TASK REQUIREMENTS » Every line of the records must be repeated exactly; pictures stay out.

INFORMATION SUPPLIED »
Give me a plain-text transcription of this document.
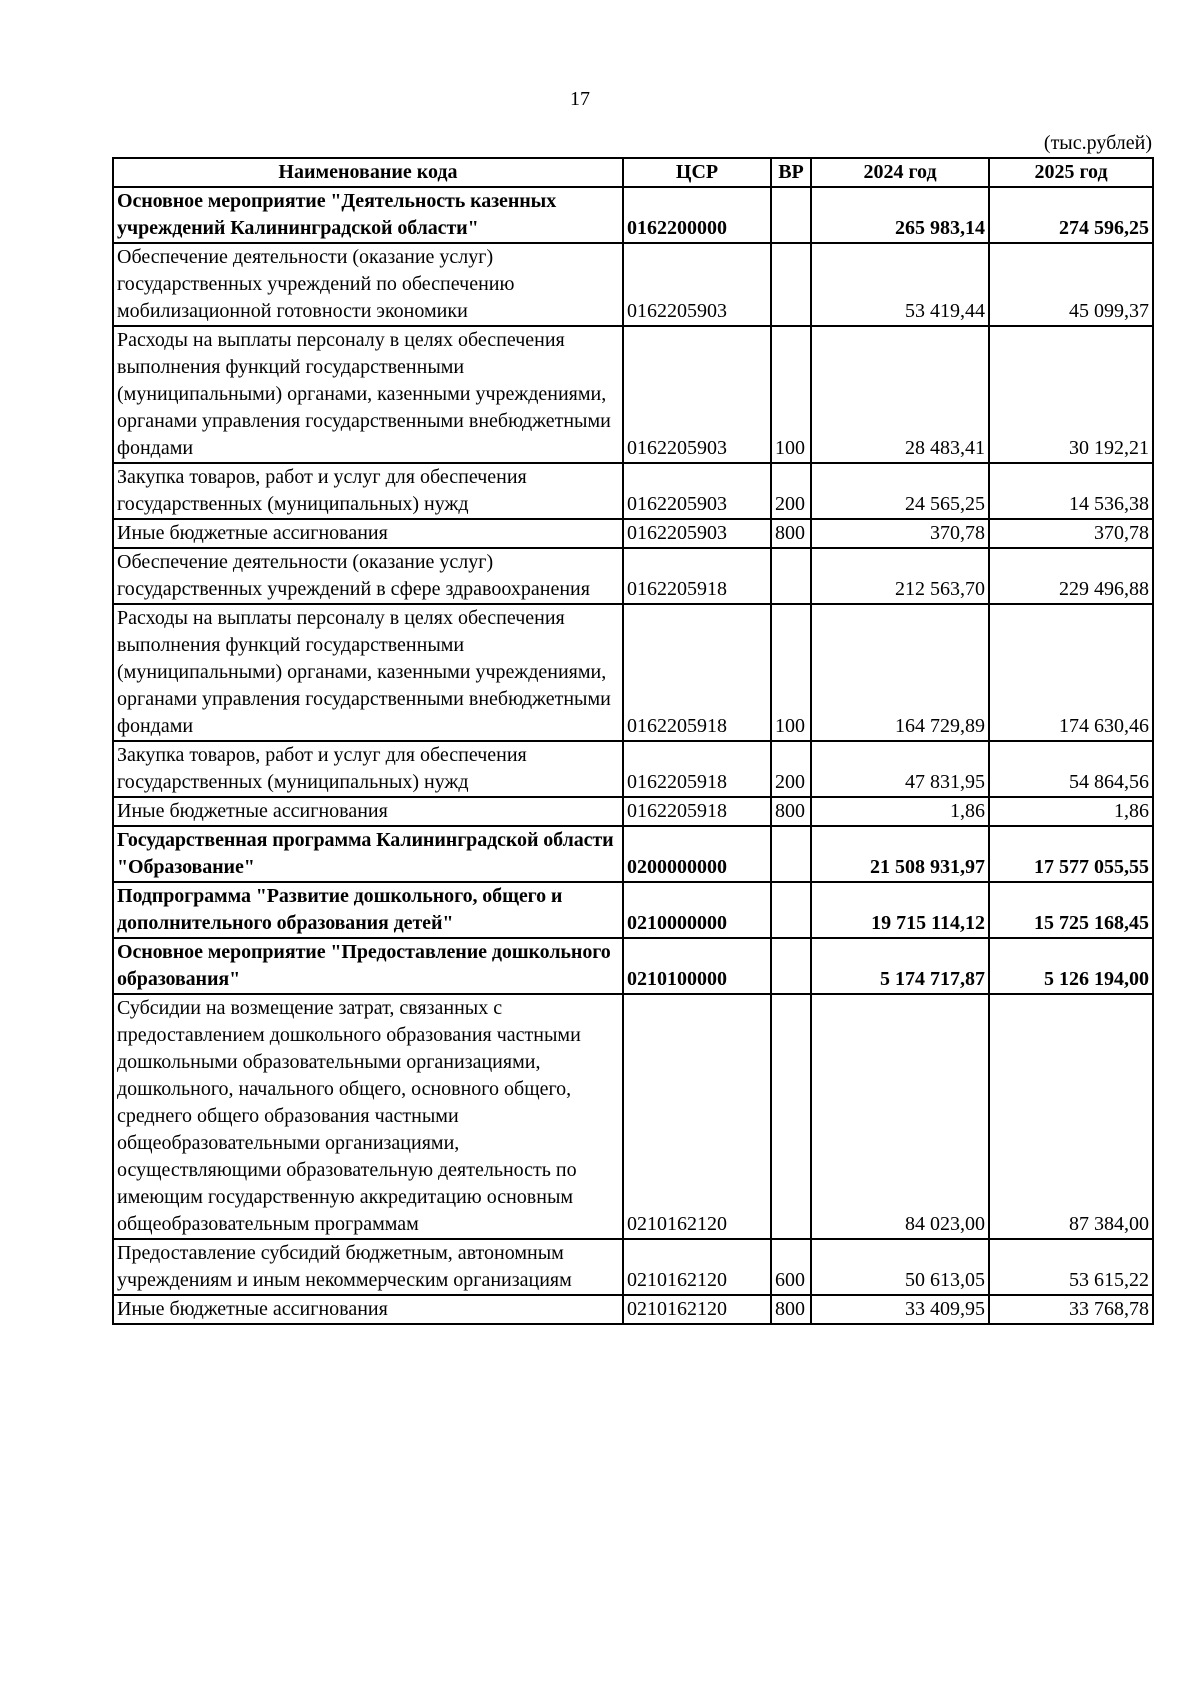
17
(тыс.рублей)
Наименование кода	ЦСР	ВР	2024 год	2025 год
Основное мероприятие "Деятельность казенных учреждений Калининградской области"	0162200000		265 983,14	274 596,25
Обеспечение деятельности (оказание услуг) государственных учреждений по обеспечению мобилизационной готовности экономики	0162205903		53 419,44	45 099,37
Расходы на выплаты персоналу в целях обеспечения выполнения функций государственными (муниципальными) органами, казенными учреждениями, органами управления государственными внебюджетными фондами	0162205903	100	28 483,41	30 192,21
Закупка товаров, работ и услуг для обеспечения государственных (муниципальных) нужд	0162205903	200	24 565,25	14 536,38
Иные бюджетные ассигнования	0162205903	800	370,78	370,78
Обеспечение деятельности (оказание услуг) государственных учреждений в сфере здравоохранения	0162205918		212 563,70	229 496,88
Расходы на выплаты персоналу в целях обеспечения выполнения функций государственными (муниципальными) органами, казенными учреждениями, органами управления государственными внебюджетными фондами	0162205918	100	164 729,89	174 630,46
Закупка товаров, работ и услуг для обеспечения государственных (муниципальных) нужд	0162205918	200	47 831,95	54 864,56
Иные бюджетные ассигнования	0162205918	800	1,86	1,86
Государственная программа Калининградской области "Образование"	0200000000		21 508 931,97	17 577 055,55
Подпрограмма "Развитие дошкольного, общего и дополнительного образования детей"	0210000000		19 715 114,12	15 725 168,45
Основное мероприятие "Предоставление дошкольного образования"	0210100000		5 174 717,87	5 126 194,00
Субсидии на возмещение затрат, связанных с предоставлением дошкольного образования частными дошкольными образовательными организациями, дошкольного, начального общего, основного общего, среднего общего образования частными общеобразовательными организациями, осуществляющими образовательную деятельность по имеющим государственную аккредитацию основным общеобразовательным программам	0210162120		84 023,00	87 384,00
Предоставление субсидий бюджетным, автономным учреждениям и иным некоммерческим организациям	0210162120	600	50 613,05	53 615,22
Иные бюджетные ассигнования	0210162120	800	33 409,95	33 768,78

EXERCISE RESULT »
Give me a plain-text transcription of this document.
17
(тыс.рублей)
Наименование кода	ЦСР	ВР	2024 год	2025 год
Основное мероприятие "Деятельность казенных учреждений Калининградской области"	0162200000		265 983,14	274 596,25
Обеспечение деятельности (оказание услуг) государственных учреждений по обеспечению мобилизационной готовности экономики	0162205903		53 419,44	45 099,37
Расходы на выплаты персоналу в целях обеспечения выполнения функций государственными (муниципальными) органами, казенными учреждениями, органами управления государственными внебюджетными фондами	0162205903	100	28 483,41	30 192,21
Закупка товаров, работ и услуг для обеспечения государственных (муниципальных) нужд	0162205903	200	24 565,25	14 536,38
Иные бюджетные ассигнования	0162205903	800	370,78	370,78
Обеспечение деятельности (оказание услуг) государственных учреждений в сфере здравоохранения	0162205918		212 563,70	229 496,88
Расходы на выплаты персоналу в целях обеспечения выполнения функций государственными (муниципальными) органами, казенными учреждениями, органами управления государственными внебюджетными фондами	0162205918	100	164 729,89	174 630,46
Закупка товаров, работ и услуг для обеспечения государственных (муниципальных) нужд	0162205918	200	47 831,95	54 864,56
Иные бюджетные ассигнования	0162205918	800	1,86	1,86
Государственная программа Калининградской области "Образование"	0200000000		21 508 931,97	17 577 055,55
Подпрограмма "Развитие дошкольного, общего и дополнительного образования детей"	0210000000		19 715 114,12	15 725 168,45
Основное мероприятие "Предоставление дошкольного образования"	0210100000		5 174 717,87	5 126 194,00
Субсидии на возмещение затрат, связанных с предоставлением дошкольного образования частными дошкольными образовательными организациями, дошкольного, начального общего, основного общего, среднего общего образования частными общеобразовательными организациями, осуществляющими образовательную деятельность по имеющим государственную аккредитацию основным общеобразовательным программам	0210162120		84 023,00	87 384,00
Предоставление субсидий бюджетным, автономным учреждениям и иным некоммерческим организациям	0210162120	600	50 613,05	53 615,22
Иные бюджетные ассигнования	0210162120	800	33 409,95	33 768,78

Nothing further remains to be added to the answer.